====== Exercise data

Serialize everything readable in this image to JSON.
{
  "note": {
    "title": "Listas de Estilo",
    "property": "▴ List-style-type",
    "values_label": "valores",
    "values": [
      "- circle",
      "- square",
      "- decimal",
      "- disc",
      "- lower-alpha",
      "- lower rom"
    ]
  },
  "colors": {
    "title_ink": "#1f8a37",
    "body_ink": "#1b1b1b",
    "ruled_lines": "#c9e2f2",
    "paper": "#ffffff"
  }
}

============
====== Exercise data

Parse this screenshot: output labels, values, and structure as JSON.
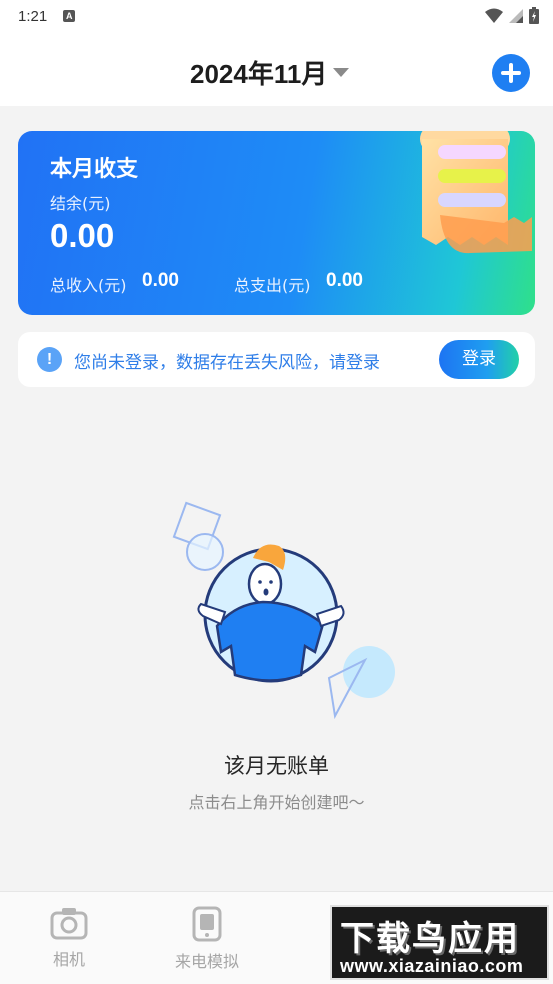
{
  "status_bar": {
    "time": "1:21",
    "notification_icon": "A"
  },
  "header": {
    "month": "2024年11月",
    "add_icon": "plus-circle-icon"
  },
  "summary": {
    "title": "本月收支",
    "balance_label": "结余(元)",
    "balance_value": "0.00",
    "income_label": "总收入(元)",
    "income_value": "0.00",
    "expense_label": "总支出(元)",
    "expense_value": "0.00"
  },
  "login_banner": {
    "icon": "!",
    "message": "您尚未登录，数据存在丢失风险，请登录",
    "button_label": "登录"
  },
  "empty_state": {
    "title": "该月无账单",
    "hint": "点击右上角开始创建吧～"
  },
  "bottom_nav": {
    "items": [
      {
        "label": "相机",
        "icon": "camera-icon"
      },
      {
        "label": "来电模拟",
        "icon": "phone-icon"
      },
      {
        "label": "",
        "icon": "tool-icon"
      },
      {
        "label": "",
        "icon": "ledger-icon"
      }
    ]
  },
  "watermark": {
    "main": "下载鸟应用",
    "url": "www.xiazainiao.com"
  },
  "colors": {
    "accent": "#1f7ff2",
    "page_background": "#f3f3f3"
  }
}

============

For the entries above, count the lines that contain the string "this", and state that number without further comment.

2